Problem to solve: Below are the records. Gather each line that holds "barDataSourceProperties".
- - - - -
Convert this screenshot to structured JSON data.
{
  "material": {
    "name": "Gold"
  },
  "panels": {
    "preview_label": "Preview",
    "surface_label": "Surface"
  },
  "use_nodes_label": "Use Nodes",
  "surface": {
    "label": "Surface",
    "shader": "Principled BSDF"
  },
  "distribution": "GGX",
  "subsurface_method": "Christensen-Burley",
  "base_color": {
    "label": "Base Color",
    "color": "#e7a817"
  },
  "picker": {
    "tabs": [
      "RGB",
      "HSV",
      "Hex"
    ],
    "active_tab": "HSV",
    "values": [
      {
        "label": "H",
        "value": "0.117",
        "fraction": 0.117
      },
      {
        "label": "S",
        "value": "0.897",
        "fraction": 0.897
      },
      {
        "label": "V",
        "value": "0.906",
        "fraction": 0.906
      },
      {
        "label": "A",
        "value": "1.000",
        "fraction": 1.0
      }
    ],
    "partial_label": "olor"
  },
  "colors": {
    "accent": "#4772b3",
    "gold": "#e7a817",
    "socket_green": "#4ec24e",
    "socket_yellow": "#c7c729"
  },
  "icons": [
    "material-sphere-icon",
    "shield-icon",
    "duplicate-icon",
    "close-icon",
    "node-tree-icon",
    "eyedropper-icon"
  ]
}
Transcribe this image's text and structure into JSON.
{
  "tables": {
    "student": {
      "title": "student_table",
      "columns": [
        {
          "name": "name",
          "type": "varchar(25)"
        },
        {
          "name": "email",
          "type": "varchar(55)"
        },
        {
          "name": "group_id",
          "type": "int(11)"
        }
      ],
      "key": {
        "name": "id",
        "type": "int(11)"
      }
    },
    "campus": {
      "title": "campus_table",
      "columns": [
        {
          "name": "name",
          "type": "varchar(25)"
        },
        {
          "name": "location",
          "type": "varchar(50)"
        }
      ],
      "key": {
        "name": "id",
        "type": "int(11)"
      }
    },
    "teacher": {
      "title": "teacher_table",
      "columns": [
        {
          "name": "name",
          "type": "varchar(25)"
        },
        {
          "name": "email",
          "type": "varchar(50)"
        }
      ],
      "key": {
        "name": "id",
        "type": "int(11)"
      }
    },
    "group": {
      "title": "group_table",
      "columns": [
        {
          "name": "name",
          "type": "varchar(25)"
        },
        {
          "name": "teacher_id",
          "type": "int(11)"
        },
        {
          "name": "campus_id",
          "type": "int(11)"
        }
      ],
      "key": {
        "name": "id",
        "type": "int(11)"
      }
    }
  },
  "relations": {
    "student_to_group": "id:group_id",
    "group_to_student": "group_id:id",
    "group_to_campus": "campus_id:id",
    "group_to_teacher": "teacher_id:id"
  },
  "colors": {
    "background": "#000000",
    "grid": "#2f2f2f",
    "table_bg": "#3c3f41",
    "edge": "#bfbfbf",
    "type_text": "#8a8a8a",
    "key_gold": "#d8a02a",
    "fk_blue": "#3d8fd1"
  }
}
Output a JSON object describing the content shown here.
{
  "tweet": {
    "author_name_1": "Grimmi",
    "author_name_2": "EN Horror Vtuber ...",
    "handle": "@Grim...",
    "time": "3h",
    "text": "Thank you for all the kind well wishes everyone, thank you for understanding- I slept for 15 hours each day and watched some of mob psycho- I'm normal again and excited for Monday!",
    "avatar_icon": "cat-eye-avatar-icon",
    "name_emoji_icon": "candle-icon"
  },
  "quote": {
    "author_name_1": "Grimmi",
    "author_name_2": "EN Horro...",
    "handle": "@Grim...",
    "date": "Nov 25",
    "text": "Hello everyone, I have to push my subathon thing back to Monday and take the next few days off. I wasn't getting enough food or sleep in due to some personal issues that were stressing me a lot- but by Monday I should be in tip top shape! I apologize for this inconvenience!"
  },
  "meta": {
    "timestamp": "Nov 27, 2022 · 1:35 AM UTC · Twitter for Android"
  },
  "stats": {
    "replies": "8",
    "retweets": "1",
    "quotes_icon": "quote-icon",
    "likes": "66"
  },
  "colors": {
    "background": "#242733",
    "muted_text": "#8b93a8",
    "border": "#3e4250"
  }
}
- - - - -
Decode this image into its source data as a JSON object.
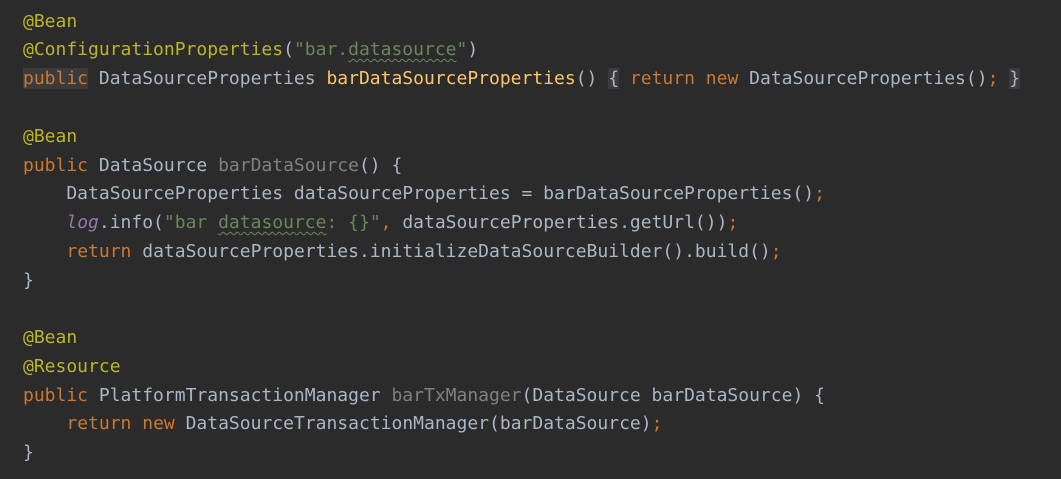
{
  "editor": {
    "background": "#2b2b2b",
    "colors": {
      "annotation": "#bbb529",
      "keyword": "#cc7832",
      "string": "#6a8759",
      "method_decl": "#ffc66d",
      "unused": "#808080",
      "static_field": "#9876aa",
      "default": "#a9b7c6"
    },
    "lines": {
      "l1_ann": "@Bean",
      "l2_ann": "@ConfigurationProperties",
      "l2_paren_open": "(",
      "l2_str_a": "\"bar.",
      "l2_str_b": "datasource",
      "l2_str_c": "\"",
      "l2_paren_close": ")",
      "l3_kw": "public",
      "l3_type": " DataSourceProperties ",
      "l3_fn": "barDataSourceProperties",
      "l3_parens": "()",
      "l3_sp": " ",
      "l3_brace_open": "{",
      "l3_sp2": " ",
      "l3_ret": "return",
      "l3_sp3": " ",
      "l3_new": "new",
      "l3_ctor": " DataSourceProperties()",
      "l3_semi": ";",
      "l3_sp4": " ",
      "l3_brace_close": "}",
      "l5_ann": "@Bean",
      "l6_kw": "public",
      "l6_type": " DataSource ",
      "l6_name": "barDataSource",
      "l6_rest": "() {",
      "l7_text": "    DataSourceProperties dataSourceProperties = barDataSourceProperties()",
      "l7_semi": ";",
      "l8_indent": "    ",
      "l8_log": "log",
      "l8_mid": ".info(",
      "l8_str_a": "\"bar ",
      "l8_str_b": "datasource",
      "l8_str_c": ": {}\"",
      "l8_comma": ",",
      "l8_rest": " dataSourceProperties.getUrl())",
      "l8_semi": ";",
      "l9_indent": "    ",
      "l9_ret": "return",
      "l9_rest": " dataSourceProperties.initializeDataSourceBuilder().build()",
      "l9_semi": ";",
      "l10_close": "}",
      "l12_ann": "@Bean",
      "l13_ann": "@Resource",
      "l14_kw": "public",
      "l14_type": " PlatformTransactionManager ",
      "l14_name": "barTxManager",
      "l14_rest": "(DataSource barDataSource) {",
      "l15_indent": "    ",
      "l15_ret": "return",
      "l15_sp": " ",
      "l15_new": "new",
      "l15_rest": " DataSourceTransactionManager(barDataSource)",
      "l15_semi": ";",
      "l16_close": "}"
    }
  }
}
- - - - -
Written answer:
      "l3_fn": "barDataSourceProperties",
      "l7_text": "    DataSourceProperties dataSourceProperties = barDataSourceProperties()",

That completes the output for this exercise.